Source material:
==============================

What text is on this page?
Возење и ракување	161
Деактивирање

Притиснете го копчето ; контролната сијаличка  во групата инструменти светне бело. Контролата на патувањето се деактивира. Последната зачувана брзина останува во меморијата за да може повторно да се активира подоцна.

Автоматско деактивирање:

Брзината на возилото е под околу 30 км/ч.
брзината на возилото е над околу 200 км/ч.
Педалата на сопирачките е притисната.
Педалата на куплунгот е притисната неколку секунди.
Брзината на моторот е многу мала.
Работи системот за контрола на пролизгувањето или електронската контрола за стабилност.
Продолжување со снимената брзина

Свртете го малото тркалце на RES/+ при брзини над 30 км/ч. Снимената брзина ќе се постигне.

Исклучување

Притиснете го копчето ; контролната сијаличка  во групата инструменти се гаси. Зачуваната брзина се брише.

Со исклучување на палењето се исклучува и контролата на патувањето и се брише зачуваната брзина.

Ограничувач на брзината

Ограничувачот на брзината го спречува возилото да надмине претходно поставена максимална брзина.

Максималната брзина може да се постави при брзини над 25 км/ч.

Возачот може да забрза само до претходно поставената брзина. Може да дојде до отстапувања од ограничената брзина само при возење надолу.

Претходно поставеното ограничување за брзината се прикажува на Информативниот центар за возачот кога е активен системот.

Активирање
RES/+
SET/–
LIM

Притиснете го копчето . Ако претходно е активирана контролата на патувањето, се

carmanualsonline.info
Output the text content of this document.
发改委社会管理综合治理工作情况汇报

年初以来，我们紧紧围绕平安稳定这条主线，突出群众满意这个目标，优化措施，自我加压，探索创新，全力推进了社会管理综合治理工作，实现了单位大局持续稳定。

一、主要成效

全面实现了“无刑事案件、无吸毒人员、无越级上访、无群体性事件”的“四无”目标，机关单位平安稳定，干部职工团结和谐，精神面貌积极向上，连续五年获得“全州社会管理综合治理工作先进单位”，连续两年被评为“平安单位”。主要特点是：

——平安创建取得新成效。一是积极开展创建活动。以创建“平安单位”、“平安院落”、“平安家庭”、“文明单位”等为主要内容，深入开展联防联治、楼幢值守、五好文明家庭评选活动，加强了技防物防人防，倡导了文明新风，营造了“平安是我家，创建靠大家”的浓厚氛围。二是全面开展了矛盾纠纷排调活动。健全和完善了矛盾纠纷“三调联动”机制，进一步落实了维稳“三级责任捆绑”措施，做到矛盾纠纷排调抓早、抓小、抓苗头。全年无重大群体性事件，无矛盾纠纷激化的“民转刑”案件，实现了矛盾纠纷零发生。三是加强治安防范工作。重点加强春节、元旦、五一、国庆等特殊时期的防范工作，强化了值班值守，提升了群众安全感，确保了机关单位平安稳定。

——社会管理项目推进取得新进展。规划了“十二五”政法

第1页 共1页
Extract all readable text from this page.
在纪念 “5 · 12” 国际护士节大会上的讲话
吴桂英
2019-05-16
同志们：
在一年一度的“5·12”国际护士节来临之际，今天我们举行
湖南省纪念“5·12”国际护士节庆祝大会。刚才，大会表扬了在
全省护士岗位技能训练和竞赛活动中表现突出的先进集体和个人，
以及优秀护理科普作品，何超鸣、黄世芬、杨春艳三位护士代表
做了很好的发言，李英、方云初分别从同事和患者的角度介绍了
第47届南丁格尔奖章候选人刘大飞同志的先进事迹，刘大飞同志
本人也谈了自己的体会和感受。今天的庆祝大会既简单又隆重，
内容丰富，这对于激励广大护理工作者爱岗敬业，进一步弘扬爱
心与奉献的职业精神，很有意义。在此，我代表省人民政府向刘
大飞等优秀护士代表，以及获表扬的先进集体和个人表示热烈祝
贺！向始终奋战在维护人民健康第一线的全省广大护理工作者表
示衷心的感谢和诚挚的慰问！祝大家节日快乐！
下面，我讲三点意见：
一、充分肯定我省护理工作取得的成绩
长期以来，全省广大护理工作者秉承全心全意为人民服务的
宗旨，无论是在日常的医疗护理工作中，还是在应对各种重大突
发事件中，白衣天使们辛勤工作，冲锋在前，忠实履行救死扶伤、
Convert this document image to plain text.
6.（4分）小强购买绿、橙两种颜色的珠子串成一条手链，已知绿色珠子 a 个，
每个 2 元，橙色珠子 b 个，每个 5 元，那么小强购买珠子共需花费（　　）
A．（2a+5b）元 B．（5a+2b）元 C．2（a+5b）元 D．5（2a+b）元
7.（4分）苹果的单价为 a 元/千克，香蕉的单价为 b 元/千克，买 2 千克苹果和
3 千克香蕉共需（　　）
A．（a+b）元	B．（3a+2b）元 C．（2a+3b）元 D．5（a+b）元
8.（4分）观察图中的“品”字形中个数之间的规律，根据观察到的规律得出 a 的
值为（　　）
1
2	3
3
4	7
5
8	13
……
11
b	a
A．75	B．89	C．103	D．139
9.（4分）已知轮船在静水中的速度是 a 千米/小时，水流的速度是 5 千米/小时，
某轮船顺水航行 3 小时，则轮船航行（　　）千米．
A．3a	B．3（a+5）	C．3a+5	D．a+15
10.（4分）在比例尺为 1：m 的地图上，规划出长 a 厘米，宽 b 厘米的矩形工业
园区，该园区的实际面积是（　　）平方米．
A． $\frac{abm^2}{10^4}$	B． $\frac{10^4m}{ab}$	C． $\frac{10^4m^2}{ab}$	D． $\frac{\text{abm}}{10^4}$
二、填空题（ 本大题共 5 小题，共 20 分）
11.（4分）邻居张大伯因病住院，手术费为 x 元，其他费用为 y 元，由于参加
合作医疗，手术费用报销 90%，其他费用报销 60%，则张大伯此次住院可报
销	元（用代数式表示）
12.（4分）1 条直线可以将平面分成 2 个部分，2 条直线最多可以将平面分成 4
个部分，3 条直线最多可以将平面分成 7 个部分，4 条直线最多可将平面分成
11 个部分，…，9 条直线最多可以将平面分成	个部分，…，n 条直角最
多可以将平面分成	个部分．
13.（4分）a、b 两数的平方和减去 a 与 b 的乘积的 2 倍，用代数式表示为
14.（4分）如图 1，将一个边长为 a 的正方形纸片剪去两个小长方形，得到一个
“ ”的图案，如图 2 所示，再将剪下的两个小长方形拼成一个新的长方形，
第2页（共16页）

==============================

What is needed:
Exactly as they are written, print the entries again.

The response:
What text is on this page?
Возење и ракување	161
Деактивирање

Притиснете го копчето ; контролната сијаличка  во групата инструменти светне бело. Контролата на патувањето се деактивира. Последната зачувана брзина останува во меморијата за да може повторно да се активира подоцна.

Автоматско деактивирање:

Брзината на возилото е под околу 30 км/ч.
брзината на возилото е над околу 200 км/ч.
Педалата на сопирачките е притисната.
Педалата на куплунгот е притисната неколку секунди.
Брзината на моторот е многу мала.
Работи системот за контрола на пролизгувањето или електронската контрола за стабилност.
Продолжување со снимената брзина

Свртете го малото тркалце на RES/+ при брзини над 30 км/ч. Снимената брзина ќе се постигне.

Исклучување

Притиснете го копчето ; контролната сијаличка  во групата инструменти се гаси. Зачуваната брзина се брише.

Со исклучување на палењето се исклучува и контролата на патувањето и се брише зачуваната брзина.

Ограничувач на брзината

Ограничувачот на брзината го спречува возилото да надмине претходно поставена максимална брзина.

Максималната брзина може да се постави при брзини над 25 км/ч.

Возачот може да забрза само до претходно поставената брзина. Може да дојде до отстапувања од ограничената брзина само при возење надолу.

Претходно поставеното ограничување за брзината се прикажува на Информативниот центар за возачот кога е активен системот.

Активирање
RES/+
SET/–
LIM

Притиснете го копчето . Ако претходно е активирана контролата на патувањето, се

carmanualsonline.info
Output the text content of this document.
发改委社会管理综合治理工作情况汇报

年初以来，我们紧紧围绕平安稳定这条主线，突出群众满意这个目标，优化措施，自我加压，探索创新，全力推进了社会管理综合治理工作，实现了单位大局持续稳定。

一、主要成效

全面实现了“无刑事案件、无吸毒人员、无越级上访、无群体性事件”的“四无”目标，机关单位平安稳定，干部职工团结和谐，精神面貌积极向上，连续五年获得“全州社会管理综合治理工作先进单位”，连续两年被评为“平安单位”。主要特点是：

——平安创建取得新成效。一是积极开展创建活动。以创建“平安单位”、“平安院落”、“平安家庭”、“文明单位”等为主要内容，深入开展联防联治、楼幢值守、五好文明家庭评选活动，加强了技防物防人防，倡导了文明新风，营造了“平安是我家，创建靠大家”的浓厚氛围。二是全面开展了矛盾纠纷排调活动。健全和完善了矛盾纠纷“三调联动”机制，进一步落实了维稳“三级责任捆绑”措施，做到矛盾纠纷排调抓早、抓小、抓苗头。全年无重大群体性事件，无矛盾纠纷激化的“民转刑”案件，实现了矛盾纠纷零发生。三是加强治安防范工作。重点加强春节、元旦、五一、国庆等特殊时期的防范工作，强化了值班值守，提升了群众安全感，确保了机关单位平安稳定。

——社会管理项目推进取得新进展。规划了“十二五”政法

第1页 共1页
Extract all readable text from this page.
在纪念 “5 · 12” 国际护士节大会上的讲话
吴桂英
2019-05-16
同志们：
在一年一度的“5·12”国际护士节来临之际，今天我们举行
湖南省纪念“5·12”国际护士节庆祝大会。刚才，大会表扬了在
全省护士岗位技能训练和竞赛活动中表现突出的先进集体和个人，
以及优秀护理科普作品，何超鸣、黄世芬、杨春艳三位护士代表
做了很好的发言，李英、方云初分别从同事和患者的角度介绍了
第47届南丁格尔奖章候选人刘大飞同志的先进事迹，刘大飞同志
本人也谈了自己的体会和感受。今天的庆祝大会既简单又隆重，
内容丰富，这对于激励广大护理工作者爱岗敬业，进一步弘扬爱
心与奉献的职业精神，很有意义。在此，我代表省人民政府向刘
大飞等优秀护士代表，以及获表扬的先进集体和个人表示热烈祝
贺！向始终奋战在维护人民健康第一线的全省广大护理工作者表
示衷心的感谢和诚挚的慰问！祝大家节日快乐！
下面，我讲三点意见：
一、充分肯定我省护理工作取得的成绩
长期以来，全省广大护理工作者秉承全心全意为人民服务的
宗旨，无论是在日常的医疗护理工作中，还是在应对各种重大突
发事件中，白衣天使们辛勤工作，冲锋在前，忠实履行救死扶伤、
Convert this document image to plain text.
6.（4分）小强购买绿、橙两种颜色的珠子串成一条手链，已知绿色珠子 a 个，
每个 2 元，橙色珠子 b 个，每个 5 元，那么小强购买珠子共需花费（　　）
A．（2a+5b）元 B．（5a+2b）元 C．2（a+5b）元 D．5（2a+b）元
7.（4分）苹果的单价为 a 元/千克，香蕉的单价为 b 元/千克，买 2 千克苹果和
3 千克香蕉共需（　　）
A．（a+b）元	B．（3a+2b）元 C．（2a+3b）元 D．5（a+b）元
8.（4分）观察图中的“品”字形中个数之间的规律，根据观察到的规律得出 a 的
值为（　　）
1
2	3
3
4	7
5
8	13
……
11
b	a
A．75	B．89	C．103	D．139
9.（4分）已知轮船在静水中的速度是 a 千米/小时，水流的速度是 5 千米/小时，
某轮船顺水航行 3 小时，则轮船航行（　　）千米．
A．3a	B．3（a+5）	C．3a+5	D．a+15
10.（4分）在比例尺为 1：m 的地图上，规划出长 a 厘米，宽 b 厘米的矩形工业
园区，该园区的实际面积是（　　）平方米．
A． $\frac{abm^2}{10^4}$	B． $\frac{10^4m}{ab}$	C． $\frac{10^4m^2}{ab}$	D． $\frac{\text{abm}}{10^4}$
二、填空题（ 本大题共 5 小题，共 20 分）
11.（4分）邻居张大伯因病住院，手术费为 x 元，其他费用为 y 元，由于参加
合作医疗，手术费用报销 90%，其他费用报销 60%，则张大伯此次住院可报
销	元（用代数式表示）
12.（4分）1 条直线可以将平面分成 2 个部分，2 条直线最多可以将平面分成 4
个部分，3 条直线最多可以将平面分成 7 个部分，4 条直线最多可将平面分成
11 个部分，…，9 条直线最多可以将平面分成	个部分，…，n 条直角最
多可以将平面分成	个部分．
13.（4分）a、b 两数的平方和减去 a 与 b 的乘积的 2 倍，用代数式表示为
14.（4分）如图 1，将一个边长为 a 的正方形纸片剪去两个小长方形，得到一个
“ ”的图案，如图 2 所示，再将剪下的两个小长方形拼成一个新的长方形，
第2页（共16页）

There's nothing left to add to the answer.